• AIM OF THE TASK: Would you write out the entries below, every one of them, exactly?

Records that describe figures
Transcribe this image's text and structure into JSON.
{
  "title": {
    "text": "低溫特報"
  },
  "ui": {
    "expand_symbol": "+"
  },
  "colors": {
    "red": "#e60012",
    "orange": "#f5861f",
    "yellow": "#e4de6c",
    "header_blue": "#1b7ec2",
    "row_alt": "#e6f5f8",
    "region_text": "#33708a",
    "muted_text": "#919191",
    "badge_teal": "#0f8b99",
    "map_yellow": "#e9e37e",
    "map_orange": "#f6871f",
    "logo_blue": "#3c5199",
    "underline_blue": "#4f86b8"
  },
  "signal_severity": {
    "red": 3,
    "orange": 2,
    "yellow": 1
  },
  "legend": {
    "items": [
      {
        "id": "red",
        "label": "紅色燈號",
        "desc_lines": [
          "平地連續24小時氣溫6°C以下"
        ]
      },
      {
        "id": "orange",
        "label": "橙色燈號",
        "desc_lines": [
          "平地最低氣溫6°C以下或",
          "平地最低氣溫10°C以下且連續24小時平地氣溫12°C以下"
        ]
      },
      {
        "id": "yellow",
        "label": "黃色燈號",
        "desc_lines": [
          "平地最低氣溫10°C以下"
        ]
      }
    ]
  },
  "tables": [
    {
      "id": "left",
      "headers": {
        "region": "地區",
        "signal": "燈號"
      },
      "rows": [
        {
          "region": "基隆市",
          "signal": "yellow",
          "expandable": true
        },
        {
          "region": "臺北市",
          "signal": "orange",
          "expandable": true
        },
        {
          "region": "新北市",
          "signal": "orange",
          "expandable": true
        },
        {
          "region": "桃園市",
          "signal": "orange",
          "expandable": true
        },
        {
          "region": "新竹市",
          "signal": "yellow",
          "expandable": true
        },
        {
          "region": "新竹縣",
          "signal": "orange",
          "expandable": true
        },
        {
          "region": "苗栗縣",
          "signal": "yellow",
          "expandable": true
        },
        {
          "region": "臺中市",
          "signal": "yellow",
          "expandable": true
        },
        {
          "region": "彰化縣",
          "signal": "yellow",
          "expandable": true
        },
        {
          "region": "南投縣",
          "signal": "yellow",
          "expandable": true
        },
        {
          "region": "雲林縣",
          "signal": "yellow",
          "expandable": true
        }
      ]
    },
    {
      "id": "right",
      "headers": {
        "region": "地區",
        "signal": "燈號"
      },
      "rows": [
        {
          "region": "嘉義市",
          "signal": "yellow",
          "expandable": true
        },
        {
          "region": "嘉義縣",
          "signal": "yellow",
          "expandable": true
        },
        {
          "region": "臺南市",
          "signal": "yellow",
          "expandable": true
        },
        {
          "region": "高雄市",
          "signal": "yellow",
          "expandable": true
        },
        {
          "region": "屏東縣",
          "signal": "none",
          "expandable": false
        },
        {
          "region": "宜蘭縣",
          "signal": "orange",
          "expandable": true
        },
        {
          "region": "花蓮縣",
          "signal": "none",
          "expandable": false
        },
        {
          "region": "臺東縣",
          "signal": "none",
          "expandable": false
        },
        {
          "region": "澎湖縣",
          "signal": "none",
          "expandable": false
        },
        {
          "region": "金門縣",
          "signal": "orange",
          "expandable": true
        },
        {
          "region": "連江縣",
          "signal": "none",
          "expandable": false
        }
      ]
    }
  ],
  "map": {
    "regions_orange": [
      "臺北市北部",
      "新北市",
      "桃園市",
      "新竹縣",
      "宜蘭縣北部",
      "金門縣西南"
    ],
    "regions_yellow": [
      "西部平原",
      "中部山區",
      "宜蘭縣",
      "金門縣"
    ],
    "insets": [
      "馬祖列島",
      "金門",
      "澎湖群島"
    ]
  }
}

• REPLY:
Transcribe this image's text and structure into JSON.
{
  "title": {
    "text": "低溫特報"
  },
  "ui": {
    "expand_symbol": "+"
  },
  "colors": {
    "red": "#e60012",
    "orange": "#f5861f",
    "yellow": "#e4de6c",
    "header_blue": "#1b7ec2",
    "row_alt": "#e6f5f8",
    "region_text": "#33708a",
    "muted_text": "#919191",
    "badge_teal": "#0f8b99",
    "map_yellow": "#e9e37e",
    "map_orange": "#f6871f",
    "logo_blue": "#3c5199",
    "underline_blue": "#4f86b8"
  },
  "signal_severity": {
    "red": 3,
    "orange": 2,
    "yellow": 1
  },
  "legend": {
    "items": [
      {
        "id": "red",
        "label": "紅色燈號",
        "desc_lines": [
          "平地連續24小時氣溫6°C以下"
        ]
      },
      {
        "id": "orange",
        "label": "橙色燈號",
        "desc_lines": [
          "平地最低氣溫6°C以下或",
          "平地最低氣溫10°C以下且連續24小時平地氣溫12°C以下"
        ]
      },
      {
        "id": "yellow",
        "label": "黃色燈號",
        "desc_lines": [
          "平地最低氣溫10°C以下"
        ]
      }
    ]
  },
  "tables": [
    {
      "id": "left",
      "headers": {
        "region": "地區",
        "signal": "燈號"
      },
      "rows": [
        {
          "region": "基隆市",
          "signal": "yellow",
          "expandable": true
        },
        {
          "region": "臺北市",
          "signal": "orange",
          "expandable": true
        },
        {
          "region": "新北市",
          "signal": "orange",
          "expandable": true
        },
        {
          "region": "桃園市",
          "signal": "orange",
          "expandable": true
        },
        {
          "region": "新竹市",
          "signal": "yellow",
          "expandable": true
        },
        {
          "region": "新竹縣",
          "signal": "orange",
          "expandable": true
        },
        {
          "region": "苗栗縣",
          "signal": "yellow",
          "expandable": true
        },
        {
          "region": "臺中市",
          "signal": "yellow",
          "expandable": true
        },
        {
          "region": "彰化縣",
          "signal": "yellow",
          "expandable": true
        },
        {
          "region": "南投縣",
          "signal": "yellow",
          "expandable": true
        },
        {
          "region": "雲林縣",
          "signal": "yellow",
          "expandable": true
        }
      ]
    },
    {
      "id": "right",
      "headers": {
        "region": "地區",
        "signal": "燈號"
      },
      "rows": [
        {
          "region": "嘉義市",
          "signal": "yellow",
          "expandable": true
        },
        {
          "region": "嘉義縣",
          "signal": "yellow",
          "expandable": true
        },
        {
          "region": "臺南市",
          "signal": "yellow",
          "expandable": true
        },
        {
          "region": "高雄市",
          "signal": "yellow",
          "expandable": true
        },
        {
          "region": "屏東縣",
          "signal": "none",
          "expandable": false
        },
        {
          "region": "宜蘭縣",
          "signal": "orange",
          "expandable": true
        },
        {
          "region": "花蓮縣",
          "signal": "none",
          "expandable": false
        },
        {
          "region": "臺東縣",
          "signal": "none",
          "expandable": false
        },
        {
          "region": "澎湖縣",
          "signal": "none",
          "expandable": false
        },
        {
          "region": "金門縣",
          "signal": "orange",
          "expandable": true
        },
        {
          "region": "連江縣",
          "signal": "none",
          "expandable": false
        }
      ]
    }
  ],
  "map": {
    "regions_orange": [
      "臺北市北部",
      "新北市",
      "桃園市",
      "新竹縣",
      "宜蘭縣北部",
      "金門縣西南"
    ],
    "regions_yellow": [
      "西部平原",
      "中部山區",
      "宜蘭縣",
      "金門縣"
    ],
    "insets": [
      "馬祖列島",
      "金門",
      "澎湖群島"
    ]
  }
}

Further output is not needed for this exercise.